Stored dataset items
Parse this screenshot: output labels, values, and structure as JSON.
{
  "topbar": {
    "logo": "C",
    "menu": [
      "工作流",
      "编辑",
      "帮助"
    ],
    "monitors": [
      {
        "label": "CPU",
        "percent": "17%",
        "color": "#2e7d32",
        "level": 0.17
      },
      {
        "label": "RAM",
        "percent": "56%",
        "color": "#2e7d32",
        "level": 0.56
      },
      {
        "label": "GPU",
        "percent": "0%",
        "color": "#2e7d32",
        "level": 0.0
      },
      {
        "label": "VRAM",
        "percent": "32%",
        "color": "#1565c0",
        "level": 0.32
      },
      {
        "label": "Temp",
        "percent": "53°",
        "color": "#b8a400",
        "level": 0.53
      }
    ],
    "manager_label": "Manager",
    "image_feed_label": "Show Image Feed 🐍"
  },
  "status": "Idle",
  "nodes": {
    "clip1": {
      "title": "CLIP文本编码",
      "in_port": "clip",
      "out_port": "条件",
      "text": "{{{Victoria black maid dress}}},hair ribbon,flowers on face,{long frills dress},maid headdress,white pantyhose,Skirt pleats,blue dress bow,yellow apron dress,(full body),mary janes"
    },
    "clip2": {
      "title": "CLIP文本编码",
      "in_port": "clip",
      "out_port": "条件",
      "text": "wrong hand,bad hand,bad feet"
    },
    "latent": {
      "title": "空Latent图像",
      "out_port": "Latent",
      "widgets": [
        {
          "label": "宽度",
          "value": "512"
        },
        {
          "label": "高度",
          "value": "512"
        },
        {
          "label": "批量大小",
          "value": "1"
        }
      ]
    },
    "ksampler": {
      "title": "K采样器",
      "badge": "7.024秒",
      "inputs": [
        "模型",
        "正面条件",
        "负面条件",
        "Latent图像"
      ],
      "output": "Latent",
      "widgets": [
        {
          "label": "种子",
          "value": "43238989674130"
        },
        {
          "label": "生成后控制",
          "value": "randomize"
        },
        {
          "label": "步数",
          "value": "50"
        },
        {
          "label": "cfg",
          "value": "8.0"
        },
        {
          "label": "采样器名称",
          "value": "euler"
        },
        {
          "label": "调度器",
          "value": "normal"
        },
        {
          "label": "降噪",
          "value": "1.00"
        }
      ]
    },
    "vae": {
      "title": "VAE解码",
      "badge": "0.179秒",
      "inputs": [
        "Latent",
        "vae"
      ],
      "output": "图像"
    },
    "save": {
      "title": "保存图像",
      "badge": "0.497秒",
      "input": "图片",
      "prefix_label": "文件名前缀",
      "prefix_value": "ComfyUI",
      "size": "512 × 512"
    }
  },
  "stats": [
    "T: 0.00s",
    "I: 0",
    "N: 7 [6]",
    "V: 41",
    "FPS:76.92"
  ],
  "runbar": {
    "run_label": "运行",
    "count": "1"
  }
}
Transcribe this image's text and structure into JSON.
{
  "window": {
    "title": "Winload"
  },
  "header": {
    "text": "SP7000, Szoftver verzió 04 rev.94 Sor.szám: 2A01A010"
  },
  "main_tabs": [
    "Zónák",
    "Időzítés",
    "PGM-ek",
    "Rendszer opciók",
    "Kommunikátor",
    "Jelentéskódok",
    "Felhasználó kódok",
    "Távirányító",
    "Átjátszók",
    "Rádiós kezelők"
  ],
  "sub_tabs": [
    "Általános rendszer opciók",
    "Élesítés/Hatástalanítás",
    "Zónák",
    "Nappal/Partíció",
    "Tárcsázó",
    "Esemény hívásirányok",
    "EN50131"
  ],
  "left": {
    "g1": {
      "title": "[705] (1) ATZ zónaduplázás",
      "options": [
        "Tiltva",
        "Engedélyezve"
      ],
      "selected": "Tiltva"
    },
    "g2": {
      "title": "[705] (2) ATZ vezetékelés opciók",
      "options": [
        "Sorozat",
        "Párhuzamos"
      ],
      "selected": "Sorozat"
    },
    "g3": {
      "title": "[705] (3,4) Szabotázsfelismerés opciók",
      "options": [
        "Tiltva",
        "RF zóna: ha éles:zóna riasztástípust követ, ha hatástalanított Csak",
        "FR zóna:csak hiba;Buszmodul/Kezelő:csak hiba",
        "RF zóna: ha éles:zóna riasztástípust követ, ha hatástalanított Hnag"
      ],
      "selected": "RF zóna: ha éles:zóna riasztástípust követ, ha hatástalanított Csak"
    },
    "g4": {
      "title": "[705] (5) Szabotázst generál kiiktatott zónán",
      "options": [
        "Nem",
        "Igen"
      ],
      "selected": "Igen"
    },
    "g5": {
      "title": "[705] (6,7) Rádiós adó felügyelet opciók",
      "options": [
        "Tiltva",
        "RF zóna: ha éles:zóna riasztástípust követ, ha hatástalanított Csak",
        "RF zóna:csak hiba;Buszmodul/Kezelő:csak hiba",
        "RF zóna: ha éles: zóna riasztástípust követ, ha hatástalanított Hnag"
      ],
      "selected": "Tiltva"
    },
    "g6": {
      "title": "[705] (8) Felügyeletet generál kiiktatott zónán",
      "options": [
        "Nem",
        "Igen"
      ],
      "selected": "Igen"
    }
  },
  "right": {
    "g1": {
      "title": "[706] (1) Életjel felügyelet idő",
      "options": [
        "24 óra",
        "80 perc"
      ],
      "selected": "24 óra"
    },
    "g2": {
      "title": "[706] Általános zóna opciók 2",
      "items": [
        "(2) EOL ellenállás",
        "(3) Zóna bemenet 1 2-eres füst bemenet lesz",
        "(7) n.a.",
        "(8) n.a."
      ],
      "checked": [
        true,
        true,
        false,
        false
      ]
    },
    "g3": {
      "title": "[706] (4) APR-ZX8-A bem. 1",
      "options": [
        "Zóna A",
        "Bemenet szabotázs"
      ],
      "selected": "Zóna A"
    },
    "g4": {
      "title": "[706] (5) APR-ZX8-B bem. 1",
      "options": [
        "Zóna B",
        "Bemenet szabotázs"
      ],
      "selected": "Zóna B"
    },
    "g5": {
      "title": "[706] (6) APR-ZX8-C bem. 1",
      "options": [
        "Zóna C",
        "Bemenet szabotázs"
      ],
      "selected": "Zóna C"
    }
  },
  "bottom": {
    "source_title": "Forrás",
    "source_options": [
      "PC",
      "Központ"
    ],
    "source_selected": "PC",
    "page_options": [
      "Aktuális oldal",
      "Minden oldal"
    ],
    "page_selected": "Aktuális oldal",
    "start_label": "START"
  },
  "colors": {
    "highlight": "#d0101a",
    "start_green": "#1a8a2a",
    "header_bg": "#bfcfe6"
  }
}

Requirements
Select all lines in the listing that include the word "követ".

Written answer
        "RF zóna: ha éles:zóna riasztástípust követ, ha hatástalanított Csak",
        "RF zóna: ha éles:zóna riasztástípust követ, ha hatástalanított Hnag"
      "selected": "RF zóna: ha éles:zóna riasztástípust követ, ha hatástalanított Csak"
        "RF zóna: ha éles:zóna riasztástípust követ, ha hatástalanított Csak",
        "RF zóna: ha éles: zóna riasztástípust követ, ha hatástalanított Hnag"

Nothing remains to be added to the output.